## START

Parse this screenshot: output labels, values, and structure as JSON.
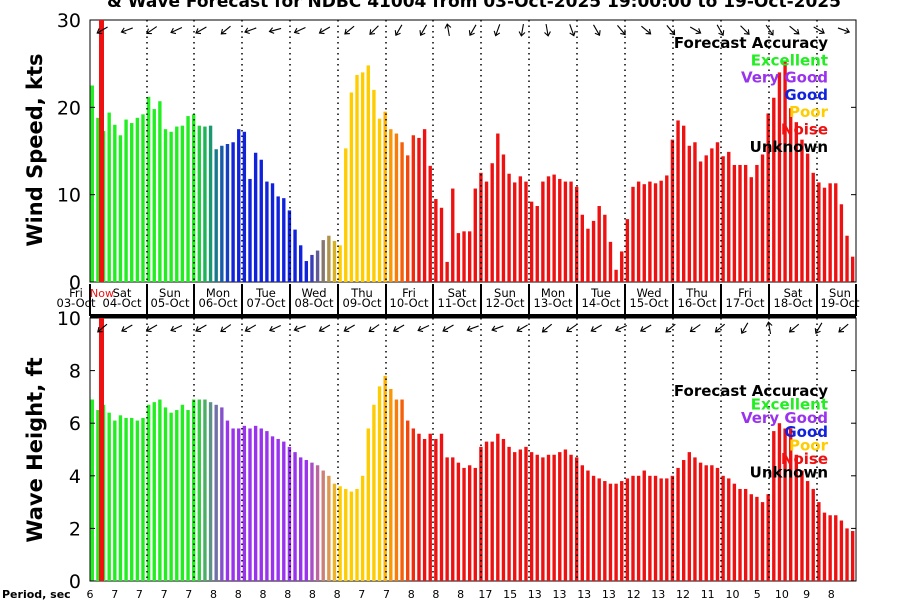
{
  "title": "& Wave Forecast for NDBC 41004 from 03-Oct-2025 19:00:00 to 19-Oct-2025",
  "legend": {
    "title": "Forecast Accuracy",
    "items": [
      {
        "label": "Excellent",
        "color": "#22ee22"
      },
      {
        "label": "Very Good",
        "color": "#9933ee"
      },
      {
        "label": "Good",
        "color": "#1122dd"
      },
      {
        "label": "Poor",
        "color": "#ffcc00"
      },
      {
        "label": "Noise",
        "color": "#ee1111"
      },
      {
        "label": "Unknown",
        "color": "#000000"
      }
    ]
  },
  "date_labels": [
    {
      "day": "Fri",
      "date": "03-Oct"
    },
    {
      "day": "Sat",
      "date": "04-Oct"
    },
    {
      "day": "Sun",
      "date": "05-Oct"
    },
    {
      "day": "Mon",
      "date": "06-Oct"
    },
    {
      "day": "Tue",
      "date": "07-Oct"
    },
    {
      "day": "Wed",
      "date": "08-Oct"
    },
    {
      "day": "Thu",
      "date": "09-Oct"
    },
    {
      "day": "Fri",
      "date": "10-Oct"
    },
    {
      "day": "Sat",
      "date": "11-Oct"
    },
    {
      "day": "Sun",
      "date": "12-Oct"
    },
    {
      "day": "Mon",
      "date": "13-Oct"
    },
    {
      "day": "Tue",
      "date": "14-Oct"
    },
    {
      "day": "Wed",
      "date": "15-Oct"
    },
    {
      "day": "Thu",
      "date": "16-Oct"
    },
    {
      "day": "Fri",
      "date": "17-Oct"
    },
    {
      "day": "Sat",
      "date": "18-Oct"
    },
    {
      "day": "Sun",
      "date": "19-Oct"
    }
  ],
  "now_label": "Now",
  "period_label": "Period, sec",
  "period_values": [
    "6",
    "7",
    "7",
    "7",
    "7",
    "8",
    "8",
    "8",
    "8",
    "8",
    "8",
    "7",
    "7",
    "8",
    "8",
    "8",
    "17",
    "15",
    "13",
    "13",
    "13",
    "13",
    "12",
    "13",
    "12",
    "11",
    "10",
    "5",
    "10",
    "9",
    "8"
  ],
  "chart_data": [
    {
      "type": "bar",
      "ylabel": "Wind Speed, kts",
      "ylim": [
        0,
        30
      ],
      "yticks": [
        0,
        10,
        20,
        30
      ],
      "values": [
        22.5,
        18.8,
        17.3,
        19.4,
        18.0,
        16.8,
        18.6,
        18.2,
        18.8,
        19.2,
        21.2,
        19.8,
        20.7,
        17.5,
        17.2,
        17.8,
        17.9,
        19.0,
        19.2,
        17.9,
        17.8,
        17.9,
        15.2,
        15.6,
        15.8,
        16.0,
        17.5,
        17.2,
        11.8,
        14.8,
        14.0,
        11.5,
        11.3,
        9.8,
        9.6,
        8.2,
        6.0,
        4.2,
        2.4,
        3.1,
        3.6,
        4.8,
        5.3,
        4.7,
        4.2,
        15.3,
        21.7,
        23.7,
        24.0,
        24.8,
        22.0,
        18.7,
        19.5,
        17.5,
        17.0,
        16.0,
        14.5,
        16.8,
        16.5,
        17.5,
        13.3,
        9.5,
        8.5,
        2.3,
        10.7,
        5.6,
        5.8,
        5.8,
        10.7,
        12.5,
        11.5,
        13.6,
        17.0,
        14.6,
        12.4,
        11.4,
        12.1,
        11.5,
        9.2,
        8.7,
        11.5,
        12.1,
        12.3,
        11.8,
        11.5,
        11.5,
        10.9,
        7.7,
        6.1,
        7.0,
        8.7,
        7.7,
        4.6,
        1.4,
        3.5,
        7.2,
        10.9,
        11.5,
        11.2,
        11.5,
        11.3,
        11.6,
        12.2,
        16.3,
        18.5,
        17.9,
        15.6,
        16.0,
        13.8,
        14.5,
        15.3,
        16.0,
        14.4,
        14.9,
        13.4,
        13.4,
        13.4,
        12.0,
        13.4,
        14.6,
        19.3,
        21.1,
        24.0,
        25.2,
        19.9,
        18.3,
        16.3,
        14.7,
        12.5,
        11.4,
        10.8,
        11.3,
        11.3,
        8.9,
        5.3,
        2.9
      ]
    },
    {
      "type": "bar",
      "ylabel": "Wave Height, ft",
      "ylim": [
        0,
        10
      ],
      "yticks": [
        0,
        2,
        4,
        6,
        8,
        10
      ],
      "values": [
        6.9,
        6.5,
        6.7,
        6.4,
        6.1,
        6.3,
        6.2,
        6.2,
        6.1,
        6.2,
        6.7,
        6.8,
        6.9,
        6.6,
        6.4,
        6.5,
        6.7,
        6.5,
        6.9,
        6.9,
        6.9,
        6.8,
        6.7,
        6.6,
        6.1,
        5.8,
        5.8,
        5.9,
        5.8,
        5.9,
        5.8,
        5.7,
        5.5,
        5.4,
        5.3,
        5.1,
        4.9,
        4.7,
        4.6,
        4.5,
        4.4,
        4.2,
        4.0,
        3.7,
        3.6,
        3.5,
        3.4,
        3.5,
        4.0,
        5.8,
        6.7,
        7.4,
        7.8,
        7.3,
        6.9,
        6.9,
        6.1,
        5.8,
        5.6,
        5.4,
        5.6,
        5.4,
        5.6,
        4.7,
        4.7,
        4.5,
        4.3,
        4.4,
        4.3,
        5.1,
        5.3,
        5.3,
        5.6,
        5.4,
        5.1,
        4.9,
        5.0,
        5.1,
        4.9,
        4.8,
        4.7,
        4.8,
        4.8,
        4.9,
        5.0,
        4.8,
        4.7,
        4.4,
        4.2,
        4.0,
        3.9,
        3.8,
        3.7,
        3.7,
        3.8,
        3.9,
        4.0,
        4.0,
        4.2,
        4.0,
        4.0,
        3.9,
        3.9,
        4.0,
        4.3,
        4.6,
        4.9,
        4.7,
        4.5,
        4.4,
        4.4,
        4.3,
        4.0,
        3.9,
        3.7,
        3.5,
        3.5,
        3.3,
        3.2,
        3.0,
        3.3,
        5.7,
        6.0,
        5.8,
        5.8,
        4.8,
        4.2,
        3.8,
        3.5,
        3.0,
        2.6,
        2.5,
        2.5,
        2.3,
        2.0,
        1.9
      ]
    }
  ]
}
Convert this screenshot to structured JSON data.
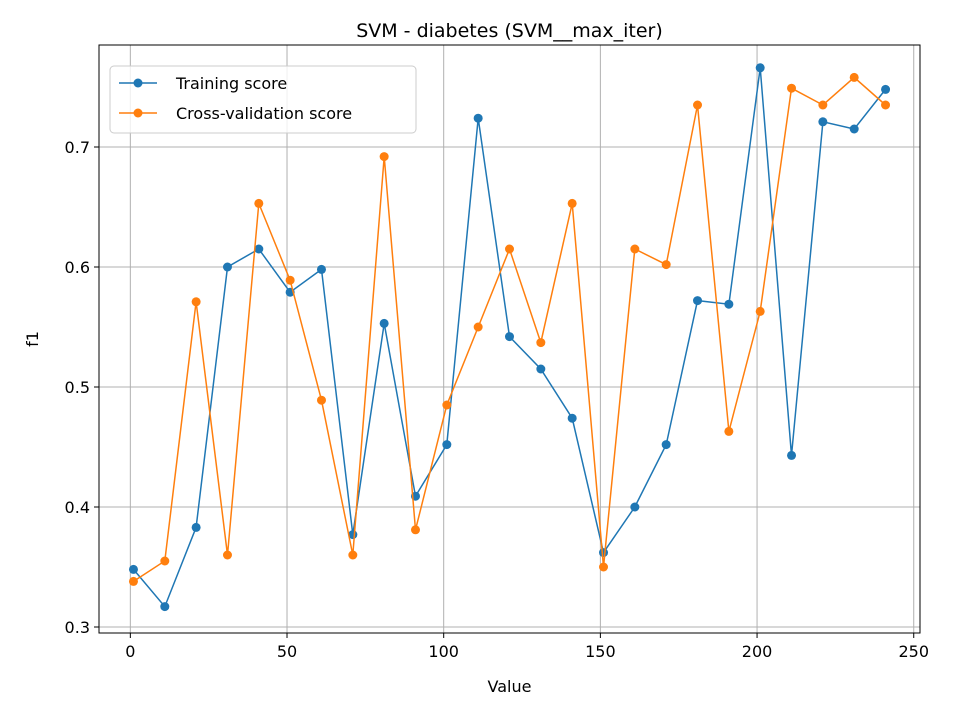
{
  "chart_data": {
    "type": "line",
    "title": "SVM - diabetes (SVM__max_iter)",
    "xlabel": "Value",
    "ylabel": "f1",
    "xlim": [
      -10,
      252
    ],
    "ylim": [
      0.295,
      0.785
    ],
    "xticks": [
      0,
      50,
      100,
      150,
      200,
      250
    ],
    "yticks": [
      0.3,
      0.4,
      0.5,
      0.6,
      0.7
    ],
    "grid": true,
    "legend_position": "top-left",
    "x": [
      1,
      11,
      21,
      31,
      41,
      51,
      61,
      71,
      81,
      91,
      101,
      111,
      121,
      131,
      141,
      151,
      161,
      171,
      181,
      191,
      201,
      211,
      221,
      231,
      241
    ],
    "series": [
      {
        "name": "Training score",
        "color": "#1f77b4",
        "values": [
          0.348,
          0.317,
          0.383,
          0.6,
          0.615,
          0.579,
          0.598,
          0.377,
          0.553,
          0.409,
          0.452,
          0.724,
          0.542,
          0.515,
          0.474,
          0.362,
          0.4,
          0.452,
          0.572,
          0.569,
          0.766,
          0.443,
          0.721,
          0.715,
          0.748
        ]
      },
      {
        "name": "Cross-validation score",
        "color": "#ff7f0e",
        "values": [
          0.338,
          0.355,
          0.571,
          0.36,
          0.653,
          0.589,
          0.489,
          0.36,
          0.692,
          0.381,
          0.485,
          0.55,
          0.615,
          0.537,
          0.653,
          0.35,
          0.615,
          0.602,
          0.735,
          0.463,
          0.563,
          0.749,
          0.735,
          0.758,
          0.735
        ]
      }
    ]
  }
}
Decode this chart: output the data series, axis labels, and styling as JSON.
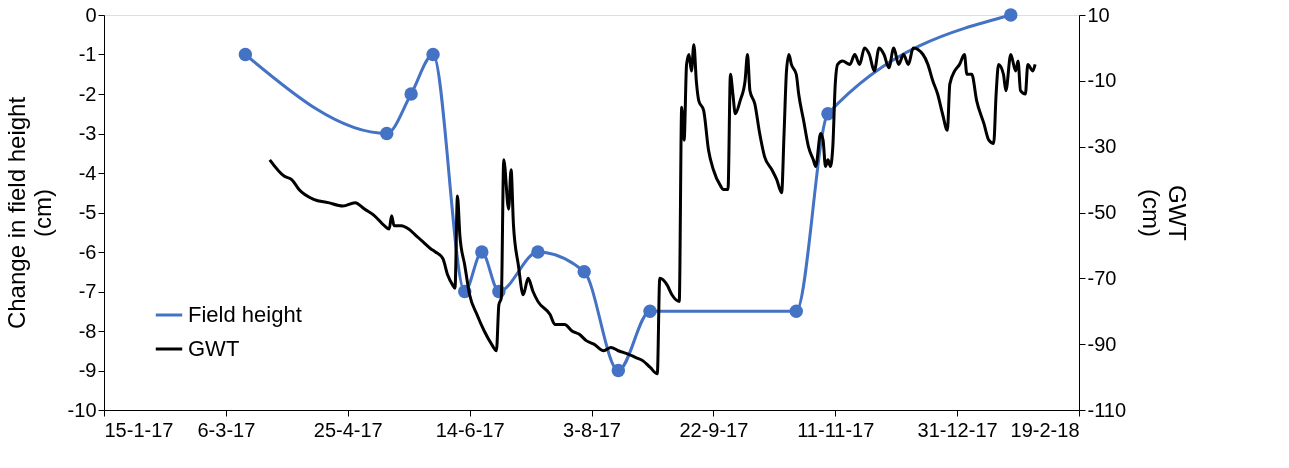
{
  "chart_data": {
    "type": "line",
    "ylabel": "Change in field height (cm)",
    "y2label": "GWT (cm)",
    "xlim": [
      "2017-01-15",
      "2018-02-19"
    ],
    "xticks": [
      {
        "value": "2017-01-15",
        "label": "15-1-17"
      },
      {
        "value": "2017-03-06",
        "label": "6-3-17"
      },
      {
        "value": "2017-04-25",
        "label": "25-4-17"
      },
      {
        "value": "2017-06-14",
        "label": "14-6-17"
      },
      {
        "value": "2017-08-03",
        "label": "3-8-17"
      },
      {
        "value": "2017-09-22",
        "label": "22-9-17"
      },
      {
        "value": "2017-11-11",
        "label": "11-11-17"
      },
      {
        "value": "2017-12-31",
        "label": "31-12-17"
      },
      {
        "value": "2018-02-19",
        "label": "19-2-18"
      }
    ],
    "ylim": [
      -10,
      0
    ],
    "yticks": [
      -10,
      -9,
      -8,
      -7,
      -6,
      -5,
      -4,
      -3,
      -2,
      -1,
      0
    ],
    "y2lim": [
      -110,
      10
    ],
    "y2ticks": [
      -110,
      -90,
      -70,
      -50,
      -30,
      -10,
      10
    ],
    "grid": false,
    "legend": "bottom left",
    "series": [
      {
        "name": "Field height",
        "color": "#4472c4",
        "marker": "circle",
        "x": [
          "2017-03-14",
          "2017-05-11",
          "2017-05-21",
          "2017-05-30",
          "2017-06-12",
          "2017-06-19",
          "2017-06-26",
          "2017-07-12",
          "2017-07-31",
          "2017-08-14",
          "2017-08-27",
          "2017-10-26",
          "2017-11-08",
          "2018-01-22"
        ],
        "values": [
          -1,
          -3,
          -2,
          -1,
          -7,
          -6,
          -7,
          -6,
          -6.5,
          -9,
          -7.5,
          -7.5,
          -2.5,
          0
        ]
      },
      {
        "name": "GWT",
        "color": "#000000",
        "marker": "none",
        "axis": "y2",
        "x": [
          "2017-03-24",
          "2017-03-30",
          "2017-04-02",
          "2017-04-05",
          "2017-04-11",
          "2017-04-17",
          "2017-04-23",
          "2017-04-28",
          "2017-05-02",
          "2017-05-06",
          "2017-05-10",
          "2017-05-12",
          "2017-05-13",
          "2017-05-14",
          "2017-05-17",
          "2017-05-20",
          "2017-05-23",
          "2017-05-26",
          "2017-05-29",
          "2017-05-31",
          "2017-06-03",
          "2017-06-05",
          "2017-06-07",
          "2017-06-08",
          "2017-06-09",
          "2017-06-10",
          "2017-06-12",
          "2017-06-14",
          "2017-06-17",
          "2017-06-20",
          "2017-06-23",
          "2017-06-25",
          "2017-06-26",
          "2017-06-27",
          "2017-06-28",
          "2017-06-30",
          "2017-07-01",
          "2017-07-02",
          "2017-07-04",
          "2017-07-06",
          "2017-07-08",
          "2017-07-10",
          "2017-07-12",
          "2017-07-17",
          "2017-07-19",
          "2017-07-23",
          "2017-07-26",
          "2017-07-29",
          "2017-08-01",
          "2017-08-04",
          "2017-08-08",
          "2017-08-11",
          "2017-08-14",
          "2017-08-18",
          "2017-08-21",
          "2017-08-24",
          "2017-08-27",
          "2017-08-30",
          "2017-08-31",
          "2017-09-03",
          "2017-09-05",
          "2017-09-08",
          "2017-09-09",
          "2017-09-10",
          "2017-09-11",
          "2017-09-12",
          "2017-09-13",
          "2017-09-14",
          "2017-09-15",
          "2017-09-16",
          "2017-09-18",
          "2017-09-20",
          "2017-09-22",
          "2017-09-25",
          "2017-09-26",
          "2017-09-28",
          "2017-09-29",
          "2017-09-30",
          "2017-10-01",
          "2017-10-03",
          "2017-10-05",
          "2017-10-06",
          "2017-10-07",
          "2017-10-09",
          "2017-10-11",
          "2017-10-13",
          "2017-10-16",
          "2017-10-18",
          "2017-10-20",
          "2017-10-21",
          "2017-10-22",
          "2017-10-23",
          "2017-10-24",
          "2017-10-26",
          "2017-10-27",
          "2017-10-29",
          "2017-10-31",
          "2017-11-02",
          "2017-11-03",
          "2017-11-05",
          "2017-11-06",
          "2017-11-07",
          "2017-11-08",
          "2017-11-09",
          "2017-11-10",
          "2017-11-11",
          "2017-11-12",
          "2017-11-14",
          "2017-11-17",
          "2017-11-19",
          "2017-11-21",
          "2017-11-23",
          "2017-11-25",
          "2017-11-27",
          "2017-11-29",
          "2017-12-01",
          "2017-12-03",
          "2017-12-05",
          "2017-12-07",
          "2017-12-09",
          "2017-12-11",
          "2017-12-13",
          "2017-12-17",
          "2017-12-19",
          "2017-12-21",
          "2017-12-23",
          "2017-12-25",
          "2017-12-27",
          "2017-12-28",
          "2017-12-30",
          "2018-01-01",
          "2018-01-03",
          "2018-01-04",
          "2018-01-06",
          "2018-01-08",
          "2018-01-11",
          "2018-01-13",
          "2018-01-15",
          "2018-01-16",
          "2018-01-17",
          "2018-01-19",
          "2018-01-20",
          "2018-01-22",
          "2018-01-24",
          "2018-01-25",
          "2018-01-26",
          "2018-01-28",
          "2018-01-29",
          "2018-01-31",
          "2018-02-01"
        ],
        "values": [
          -34,
          -39,
          -40,
          -43,
          -46,
          -47,
          -48,
          -47,
          -49,
          -51,
          -54,
          -55,
          -51,
          -54,
          -54,
          -55,
          -57,
          -59,
          -61,
          -62,
          -64,
          -69,
          -72,
          -73,
          -45,
          -57,
          -66,
          -75,
          -81,
          -86,
          -90,
          -92,
          -78,
          -76,
          -34,
          -49,
          -37,
          -54,
          -66,
          -75,
          -70,
          -74,
          -77,
          -81,
          -84,
          -84,
          -86,
          -87,
          -89,
          -90,
          -92,
          -91,
          -92,
          -93,
          -94,
          -95,
          -97,
          -99,
          -70,
          -72,
          -75,
          -77,
          -18,
          -28,
          -5,
          -2,
          -7,
          1,
          -10,
          -16,
          -19,
          -31,
          -37,
          -42,
          -43,
          -43,
          -8,
          -14,
          -20,
          -16,
          -10,
          -2,
          -13,
          -17,
          -26,
          -33,
          -37,
          -40,
          -44,
          -26,
          -7,
          -2,
          -5,
          -8,
          -14,
          -22,
          -30,
          -34,
          -36,
          -26,
          -28,
          -36,
          -34,
          -36,
          -30,
          -11,
          -5,
          -4,
          -5,
          -2,
          -5,
          0,
          -2,
          -7,
          0,
          -2,
          -6,
          0,
          -5,
          -2,
          -5,
          0,
          -2,
          -5,
          -10,
          -14,
          -20,
          -25,
          -11,
          -7,
          -5,
          -2,
          -8,
          -8,
          -16,
          -23,
          -28,
          -29,
          -14,
          -5,
          -8,
          -13,
          -2,
          -7,
          -4,
          -13,
          -14,
          -5,
          -7,
          -5
        ]
      }
    ]
  }
}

## END

* _Problem requirements_:
Filter the records above and return every line that holds the word "axis".

* _Reply to the exercise_:
Decode this chart: output the data series, axis labels, and styling as JSON.
        "axis": "y2",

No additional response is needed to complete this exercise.